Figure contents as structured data
★ ★ ★ ★

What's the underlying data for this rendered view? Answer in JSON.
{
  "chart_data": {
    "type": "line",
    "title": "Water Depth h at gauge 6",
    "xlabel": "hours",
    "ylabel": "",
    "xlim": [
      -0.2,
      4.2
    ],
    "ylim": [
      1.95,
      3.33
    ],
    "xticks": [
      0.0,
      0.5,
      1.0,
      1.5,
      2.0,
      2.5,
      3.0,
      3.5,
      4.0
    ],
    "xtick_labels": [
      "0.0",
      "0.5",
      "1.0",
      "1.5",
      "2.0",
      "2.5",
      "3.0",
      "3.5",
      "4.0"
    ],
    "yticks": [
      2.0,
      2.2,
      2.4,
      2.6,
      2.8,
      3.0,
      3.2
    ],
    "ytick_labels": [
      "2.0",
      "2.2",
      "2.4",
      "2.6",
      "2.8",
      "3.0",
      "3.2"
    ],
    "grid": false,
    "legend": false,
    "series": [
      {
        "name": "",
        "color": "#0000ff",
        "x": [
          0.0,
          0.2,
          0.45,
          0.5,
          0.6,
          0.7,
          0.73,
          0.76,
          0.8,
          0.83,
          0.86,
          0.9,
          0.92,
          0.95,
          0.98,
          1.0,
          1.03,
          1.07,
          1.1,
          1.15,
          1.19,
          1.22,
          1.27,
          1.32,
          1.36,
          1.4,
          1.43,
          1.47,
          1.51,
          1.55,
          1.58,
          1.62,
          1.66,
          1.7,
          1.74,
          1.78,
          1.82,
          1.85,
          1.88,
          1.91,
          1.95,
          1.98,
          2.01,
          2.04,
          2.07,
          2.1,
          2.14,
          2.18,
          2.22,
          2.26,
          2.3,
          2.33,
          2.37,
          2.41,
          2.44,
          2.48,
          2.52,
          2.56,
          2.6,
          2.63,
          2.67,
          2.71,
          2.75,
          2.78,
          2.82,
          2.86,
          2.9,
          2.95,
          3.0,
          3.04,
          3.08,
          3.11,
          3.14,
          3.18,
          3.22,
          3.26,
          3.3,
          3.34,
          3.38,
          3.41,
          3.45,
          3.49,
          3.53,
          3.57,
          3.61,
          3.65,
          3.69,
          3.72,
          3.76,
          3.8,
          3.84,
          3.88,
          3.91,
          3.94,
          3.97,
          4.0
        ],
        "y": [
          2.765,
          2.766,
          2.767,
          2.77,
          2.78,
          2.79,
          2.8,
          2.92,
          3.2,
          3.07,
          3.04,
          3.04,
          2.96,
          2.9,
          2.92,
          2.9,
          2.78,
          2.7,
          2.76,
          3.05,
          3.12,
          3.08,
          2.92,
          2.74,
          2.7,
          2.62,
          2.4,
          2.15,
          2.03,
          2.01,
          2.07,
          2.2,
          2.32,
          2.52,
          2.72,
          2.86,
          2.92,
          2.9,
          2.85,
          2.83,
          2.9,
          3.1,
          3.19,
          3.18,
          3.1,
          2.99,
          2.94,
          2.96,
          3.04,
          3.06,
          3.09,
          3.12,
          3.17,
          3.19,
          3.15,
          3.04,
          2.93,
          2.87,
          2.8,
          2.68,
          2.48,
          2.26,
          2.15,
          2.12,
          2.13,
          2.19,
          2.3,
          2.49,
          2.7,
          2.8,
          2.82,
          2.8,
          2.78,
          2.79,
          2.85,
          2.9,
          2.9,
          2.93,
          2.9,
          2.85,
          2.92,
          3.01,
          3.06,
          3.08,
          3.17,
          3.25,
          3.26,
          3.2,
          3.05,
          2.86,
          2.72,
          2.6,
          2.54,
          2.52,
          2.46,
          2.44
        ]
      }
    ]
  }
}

★ ★ ★ ★

- Short task -
Each line of the listing should be copied exactly.

- Solution for this task -
What's the underlying data for this rendered view? Answer in JSON.
{
  "chart_data": {
    "type": "line",
    "title": "Water Depth h at gauge 6",
    "xlabel": "hours",
    "ylabel": "",
    "xlim": [
      -0.2,
      4.2
    ],
    "ylim": [
      1.95,
      3.33
    ],
    "xticks": [
      0.0,
      0.5,
      1.0,
      1.5,
      2.0,
      2.5,
      3.0,
      3.5,
      4.0
    ],
    "xtick_labels": [
      "0.0",
      "0.5",
      "1.0",
      "1.5",
      "2.0",
      "2.5",
      "3.0",
      "3.5",
      "4.0"
    ],
    "yticks": [
      2.0,
      2.2,
      2.4,
      2.6,
      2.8,
      3.0,
      3.2
    ],
    "ytick_labels": [
      "2.0",
      "2.2",
      "2.4",
      "2.6",
      "2.8",
      "3.0",
      "3.2"
    ],
    "grid": false,
    "legend": false,
    "series": [
      {
        "name": "",
        "color": "#0000ff",
        "x": [
          0.0,
          0.2,
          0.45,
          0.5,
          0.6,
          0.7,
          0.73,
          0.76,
          0.8,
          0.83,
          0.86,
          0.9,
          0.92,
          0.95,
          0.98,
          1.0,
          1.03,
          1.07,
          1.1,
          1.15,
          1.19,
          1.22,
          1.27,
          1.32,
          1.36,
          1.4,
          1.43,
          1.47,
          1.51,
          1.55,
          1.58,
          1.62,
          1.66,
          1.7,
          1.74,
          1.78,
          1.82,
          1.85,
          1.88,
          1.91,
          1.95,
          1.98,
          2.01,
          2.04,
          2.07,
          2.1,
          2.14,
          2.18,
          2.22,
          2.26,
          2.3,
          2.33,
          2.37,
          2.41,
          2.44,
          2.48,
          2.52,
          2.56,
          2.6,
          2.63,
          2.67,
          2.71,
          2.75,
          2.78,
          2.82,
          2.86,
          2.9,
          2.95,
          3.0,
          3.04,
          3.08,
          3.11,
          3.14,
          3.18,
          3.22,
          3.26,
          3.3,
          3.34,
          3.38,
          3.41,
          3.45,
          3.49,
          3.53,
          3.57,
          3.61,
          3.65,
          3.69,
          3.72,
          3.76,
          3.8,
          3.84,
          3.88,
          3.91,
          3.94,
          3.97,
          4.0
        ],
        "y": [
          2.765,
          2.766,
          2.767,
          2.77,
          2.78,
          2.79,
          2.8,
          2.92,
          3.2,
          3.07,
          3.04,
          3.04,
          2.96,
          2.9,
          2.92,
          2.9,
          2.78,
          2.7,
          2.76,
          3.05,
          3.12,
          3.08,
          2.92,
          2.74,
          2.7,
          2.62,
          2.4,
          2.15,
          2.03,
          2.01,
          2.07,
          2.2,
          2.32,
          2.52,
          2.72,
          2.86,
          2.92,
          2.9,
          2.85,
          2.83,
          2.9,
          3.1,
          3.19,
          3.18,
          3.1,
          2.99,
          2.94,
          2.96,
          3.04,
          3.06,
          3.09,
          3.12,
          3.17,
          3.19,
          3.15,
          3.04,
          2.93,
          2.87,
          2.8,
          2.68,
          2.48,
          2.26,
          2.15,
          2.12,
          2.13,
          2.19,
          2.3,
          2.49,
          2.7,
          2.8,
          2.82,
          2.8,
          2.78,
          2.79,
          2.85,
          2.9,
          2.9,
          2.93,
          2.9,
          2.85,
          2.92,
          3.01,
          3.06,
          3.08,
          3.17,
          3.25,
          3.26,
          3.2,
          3.05,
          2.86,
          2.72,
          2.6,
          2.54,
          2.52,
          2.46,
          2.44
        ]
      }
    ]
  }
}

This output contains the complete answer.